MATERIAL PROVIDED
★ ★ ★ ★ ★ ★ ★
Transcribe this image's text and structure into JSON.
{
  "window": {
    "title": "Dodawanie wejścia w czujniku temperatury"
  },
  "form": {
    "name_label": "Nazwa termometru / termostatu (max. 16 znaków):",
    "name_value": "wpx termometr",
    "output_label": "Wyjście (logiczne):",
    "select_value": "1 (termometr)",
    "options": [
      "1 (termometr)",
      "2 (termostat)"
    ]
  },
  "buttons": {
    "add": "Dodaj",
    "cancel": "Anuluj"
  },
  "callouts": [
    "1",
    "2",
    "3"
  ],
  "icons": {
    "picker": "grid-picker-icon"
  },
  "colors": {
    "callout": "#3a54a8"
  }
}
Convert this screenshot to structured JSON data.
★ ★ ★ ★ ★ ★ ★
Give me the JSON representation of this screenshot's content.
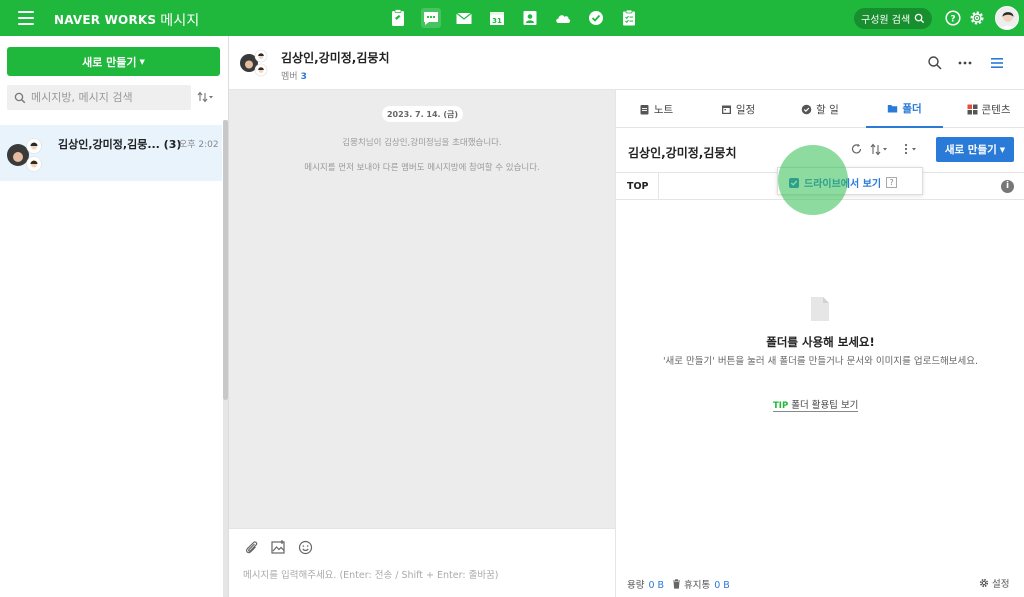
★ ★ ★ ★ ★ ★ ★
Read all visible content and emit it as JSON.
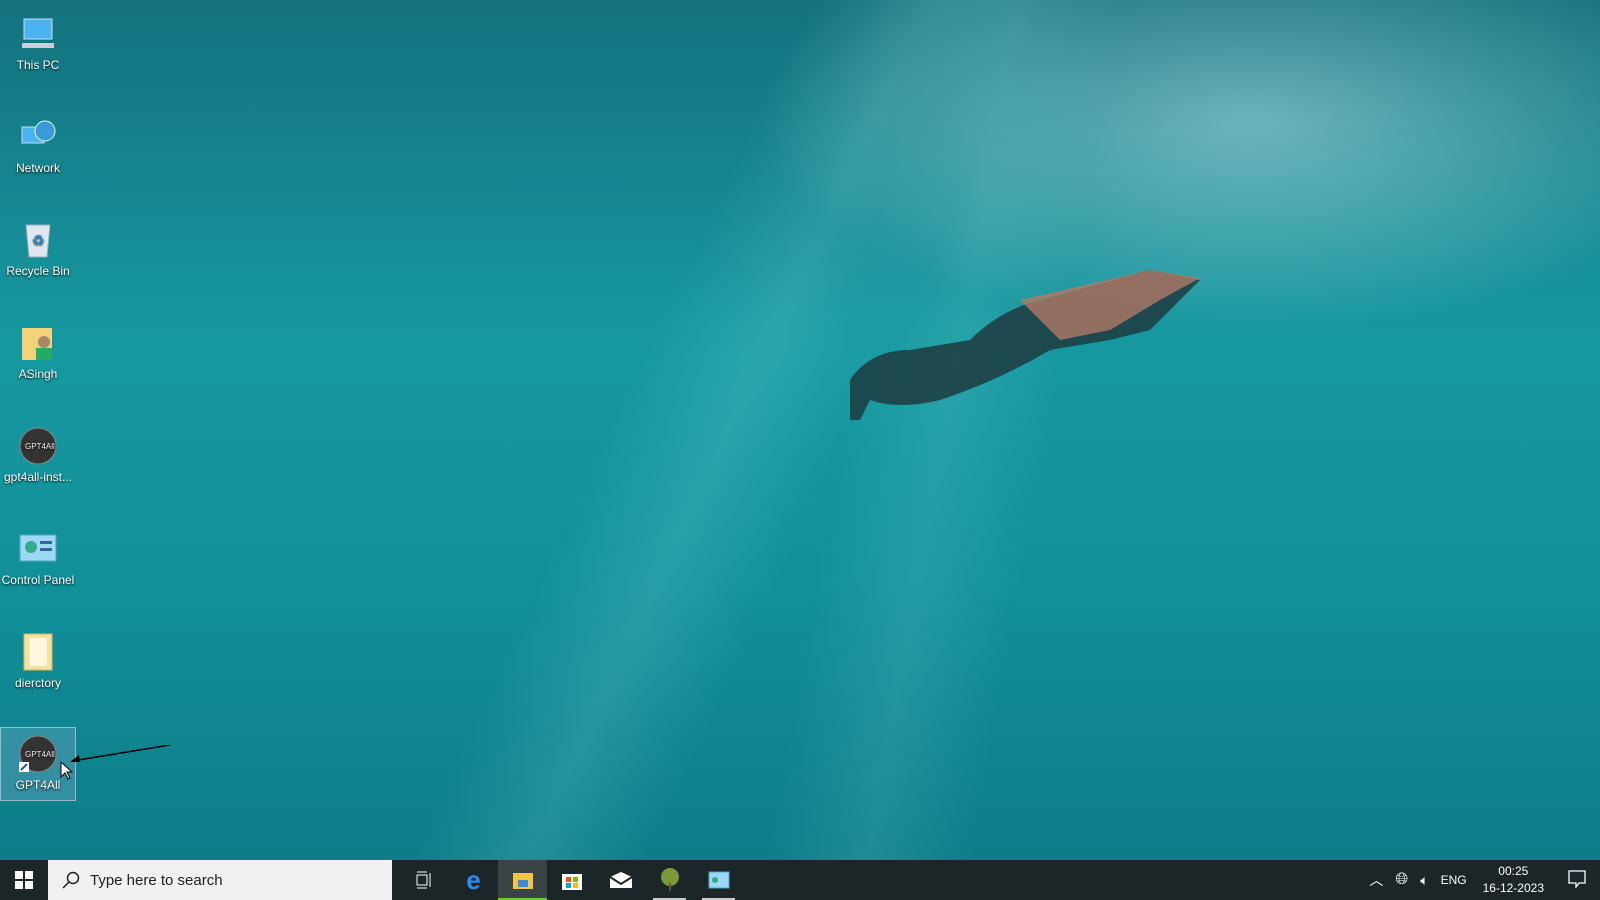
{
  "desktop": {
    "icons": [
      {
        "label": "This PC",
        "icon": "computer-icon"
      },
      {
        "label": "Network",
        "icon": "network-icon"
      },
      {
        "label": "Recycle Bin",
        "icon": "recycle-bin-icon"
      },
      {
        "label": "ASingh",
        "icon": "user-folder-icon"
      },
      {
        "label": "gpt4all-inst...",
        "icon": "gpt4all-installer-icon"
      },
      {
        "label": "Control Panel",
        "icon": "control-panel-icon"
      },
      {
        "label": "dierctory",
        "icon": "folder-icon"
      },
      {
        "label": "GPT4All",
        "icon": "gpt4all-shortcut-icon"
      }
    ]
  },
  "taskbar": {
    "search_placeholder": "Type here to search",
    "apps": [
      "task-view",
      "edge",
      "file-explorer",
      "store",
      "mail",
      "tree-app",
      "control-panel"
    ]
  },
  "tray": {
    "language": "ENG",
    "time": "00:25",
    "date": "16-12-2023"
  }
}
★ ★ ★ ★ ★ ★ ★
OBJECTIVE
Using the records above, copy each line that contains "screenshot".

OUTPUT BELOW
Convert this screenshot to structured JSON data.
Give me the JSON representation of this screenshot's content.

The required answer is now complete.